◆ WORK INSTRUCTIONS ◆
If a line in the entries below holds the string "ogni", copy it.

——————————

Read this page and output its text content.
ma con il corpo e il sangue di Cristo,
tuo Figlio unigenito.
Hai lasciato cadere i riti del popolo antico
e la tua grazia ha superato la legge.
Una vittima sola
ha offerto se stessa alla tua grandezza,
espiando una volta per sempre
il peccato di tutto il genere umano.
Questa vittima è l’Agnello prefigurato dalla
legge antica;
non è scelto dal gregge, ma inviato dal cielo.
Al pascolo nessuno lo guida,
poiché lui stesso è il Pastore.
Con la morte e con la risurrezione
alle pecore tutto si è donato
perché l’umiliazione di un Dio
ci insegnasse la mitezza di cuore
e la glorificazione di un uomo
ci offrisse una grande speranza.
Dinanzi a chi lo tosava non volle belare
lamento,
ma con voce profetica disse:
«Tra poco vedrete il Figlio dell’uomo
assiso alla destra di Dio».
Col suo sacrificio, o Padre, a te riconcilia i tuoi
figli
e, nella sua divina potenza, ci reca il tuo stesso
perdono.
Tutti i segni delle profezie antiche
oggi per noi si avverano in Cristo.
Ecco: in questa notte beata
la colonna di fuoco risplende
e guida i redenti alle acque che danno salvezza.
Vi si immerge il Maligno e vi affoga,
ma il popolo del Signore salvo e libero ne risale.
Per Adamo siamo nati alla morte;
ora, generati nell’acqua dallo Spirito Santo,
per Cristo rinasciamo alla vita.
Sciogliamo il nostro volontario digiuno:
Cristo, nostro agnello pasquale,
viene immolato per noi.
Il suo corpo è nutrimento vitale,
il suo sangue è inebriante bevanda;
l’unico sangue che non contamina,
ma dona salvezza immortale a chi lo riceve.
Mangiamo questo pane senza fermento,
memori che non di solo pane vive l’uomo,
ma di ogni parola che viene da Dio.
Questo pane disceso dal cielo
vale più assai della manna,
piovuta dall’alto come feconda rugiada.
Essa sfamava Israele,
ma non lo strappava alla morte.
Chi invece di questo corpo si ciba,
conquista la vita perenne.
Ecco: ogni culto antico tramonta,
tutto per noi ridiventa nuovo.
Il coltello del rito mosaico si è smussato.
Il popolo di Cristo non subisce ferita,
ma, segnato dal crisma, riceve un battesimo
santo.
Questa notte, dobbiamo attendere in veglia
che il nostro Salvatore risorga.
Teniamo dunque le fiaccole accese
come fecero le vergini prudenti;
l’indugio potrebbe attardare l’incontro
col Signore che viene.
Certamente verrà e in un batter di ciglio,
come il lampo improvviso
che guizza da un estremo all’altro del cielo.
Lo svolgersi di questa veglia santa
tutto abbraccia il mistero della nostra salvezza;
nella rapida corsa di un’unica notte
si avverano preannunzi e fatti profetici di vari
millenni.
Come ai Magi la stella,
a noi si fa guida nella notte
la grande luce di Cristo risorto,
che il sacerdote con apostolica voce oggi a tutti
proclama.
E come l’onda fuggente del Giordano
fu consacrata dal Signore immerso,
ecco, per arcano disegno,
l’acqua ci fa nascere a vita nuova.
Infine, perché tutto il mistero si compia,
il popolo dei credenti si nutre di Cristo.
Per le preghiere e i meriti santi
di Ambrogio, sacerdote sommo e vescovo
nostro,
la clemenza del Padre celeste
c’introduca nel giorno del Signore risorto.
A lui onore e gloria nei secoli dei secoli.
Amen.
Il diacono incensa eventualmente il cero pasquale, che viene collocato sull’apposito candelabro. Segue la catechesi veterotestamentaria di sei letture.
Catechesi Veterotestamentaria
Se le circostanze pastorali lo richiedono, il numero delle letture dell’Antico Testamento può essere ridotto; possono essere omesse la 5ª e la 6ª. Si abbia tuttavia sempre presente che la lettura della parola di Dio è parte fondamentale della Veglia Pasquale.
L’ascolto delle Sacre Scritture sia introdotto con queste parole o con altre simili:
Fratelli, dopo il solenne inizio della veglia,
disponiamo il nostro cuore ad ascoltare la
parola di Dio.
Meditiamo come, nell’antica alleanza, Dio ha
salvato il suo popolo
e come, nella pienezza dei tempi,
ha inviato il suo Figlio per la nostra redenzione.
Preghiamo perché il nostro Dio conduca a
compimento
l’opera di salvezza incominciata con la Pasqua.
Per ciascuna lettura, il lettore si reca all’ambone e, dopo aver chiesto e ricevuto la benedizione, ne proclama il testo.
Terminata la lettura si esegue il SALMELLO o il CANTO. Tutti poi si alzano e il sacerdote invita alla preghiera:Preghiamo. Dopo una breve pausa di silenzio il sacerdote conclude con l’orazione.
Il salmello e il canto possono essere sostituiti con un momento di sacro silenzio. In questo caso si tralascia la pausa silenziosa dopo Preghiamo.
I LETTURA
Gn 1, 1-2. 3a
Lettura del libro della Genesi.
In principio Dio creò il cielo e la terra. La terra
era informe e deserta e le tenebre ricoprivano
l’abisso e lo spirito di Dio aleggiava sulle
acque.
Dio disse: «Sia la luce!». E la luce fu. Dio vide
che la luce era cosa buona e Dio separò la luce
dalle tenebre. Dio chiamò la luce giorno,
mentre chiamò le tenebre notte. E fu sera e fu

——————————

◆ ANSWER SPACE ◆
ma di ogni parola che viene da Dio.
Ecco: ogni culto antico tramonta,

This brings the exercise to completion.